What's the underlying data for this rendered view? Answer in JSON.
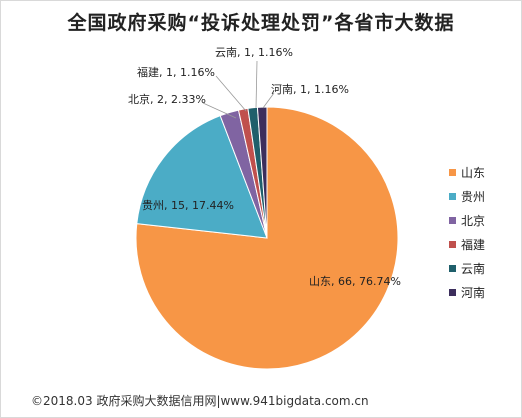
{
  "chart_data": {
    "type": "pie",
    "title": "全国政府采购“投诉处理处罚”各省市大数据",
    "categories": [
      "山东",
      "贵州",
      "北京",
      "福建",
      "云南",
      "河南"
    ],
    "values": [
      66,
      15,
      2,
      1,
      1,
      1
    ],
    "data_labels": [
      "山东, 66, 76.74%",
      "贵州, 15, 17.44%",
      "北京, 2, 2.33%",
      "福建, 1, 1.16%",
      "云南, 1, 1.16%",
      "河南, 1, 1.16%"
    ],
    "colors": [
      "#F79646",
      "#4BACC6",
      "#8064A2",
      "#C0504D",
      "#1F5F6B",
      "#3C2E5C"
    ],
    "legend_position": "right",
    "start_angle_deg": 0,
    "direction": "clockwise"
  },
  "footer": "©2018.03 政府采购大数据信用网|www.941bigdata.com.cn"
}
◇ ◇ ◇ ◇
WHAT YOU NEED TO DO: Your task is to reproduce all of the material exactly. The pictures stay out.

OUTPUT OF THE TASK:
What's the underlying data for this rendered view? Answer in JSON.
{
  "chart_data": {
    "type": "pie",
    "title": "全国政府采购“投诉处理处罚”各省市大数据",
    "categories": [
      "山东",
      "贵州",
      "北京",
      "福建",
      "云南",
      "河南"
    ],
    "values": [
      66,
      15,
      2,
      1,
      1,
      1
    ],
    "data_labels": [
      "山东, 66, 76.74%",
      "贵州, 15, 17.44%",
      "北京, 2, 2.33%",
      "福建, 1, 1.16%",
      "云南, 1, 1.16%",
      "河南, 1, 1.16%"
    ],
    "colors": [
      "#F79646",
      "#4BACC6",
      "#8064A2",
      "#C0504D",
      "#1F5F6B",
      "#3C2E5C"
    ],
    "legend_position": "right",
    "start_angle_deg": 0,
    "direction": "clockwise"
  },
  "footer": "©2018.03 政府采购大数据信用网|www.941bigdata.com.cn"
}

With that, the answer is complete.